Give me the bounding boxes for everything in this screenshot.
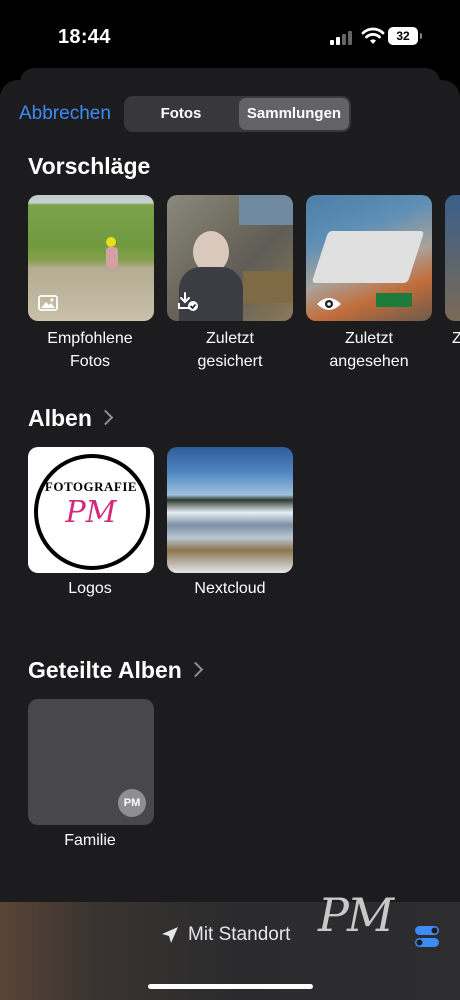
...
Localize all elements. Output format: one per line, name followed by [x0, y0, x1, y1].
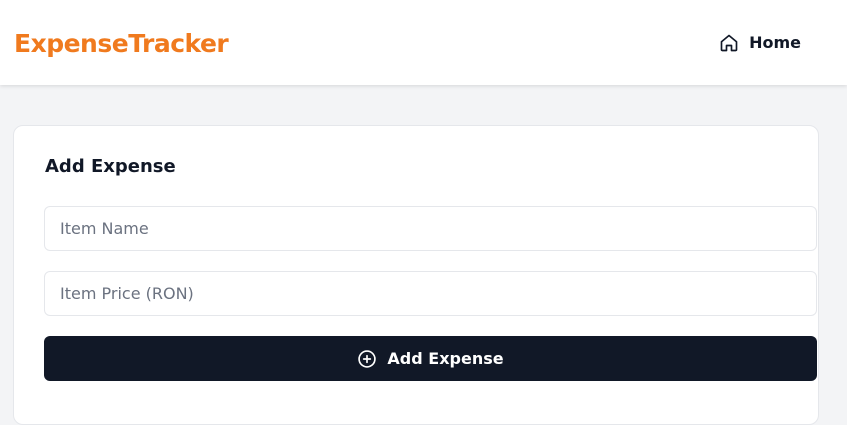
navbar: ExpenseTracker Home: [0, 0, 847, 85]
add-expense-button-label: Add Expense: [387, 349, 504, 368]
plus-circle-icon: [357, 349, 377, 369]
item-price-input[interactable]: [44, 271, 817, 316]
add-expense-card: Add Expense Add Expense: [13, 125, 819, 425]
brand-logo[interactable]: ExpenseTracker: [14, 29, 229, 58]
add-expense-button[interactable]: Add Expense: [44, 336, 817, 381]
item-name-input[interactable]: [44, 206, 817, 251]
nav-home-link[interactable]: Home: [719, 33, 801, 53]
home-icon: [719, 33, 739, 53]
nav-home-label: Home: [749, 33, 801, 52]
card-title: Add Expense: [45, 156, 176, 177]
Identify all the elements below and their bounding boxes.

◆ BRIEF ◆
Repeat word for word the part that opens with the row containing "Localize all elements." and closes with the row containing "Identify all the", both included. Leave the pictures out.

◆ OUTPUT OF THE EXERCISE ◆
Localize all elements. Output format: one per line, name followed by [x0, y0, x1, y1].
navbar: ExpenseTracker Home: [0, 0, 847, 85]
add-expense-button-label: Add Expense: [387, 349, 504, 368]
plus-circle-icon: [357, 349, 377, 369]
item-price-input[interactable]: [44, 271, 817, 316]
add-expense-card: Add Expense Add Expense: [13, 125, 819, 425]
brand-logo[interactable]: ExpenseTracker: [14, 29, 229, 58]
add-expense-button[interactable]: Add Expense: [44, 336, 817, 381]
item-name-input[interactable]: [44, 206, 817, 251]
nav-home-link[interactable]: Home: [719, 33, 801, 53]
home-icon: [719, 33, 739, 53]
nav-home-label: Home: [749, 33, 801, 52]
card-title: Add Expense: [45, 156, 176, 177]
Identify all the elements below and their bounding boxes.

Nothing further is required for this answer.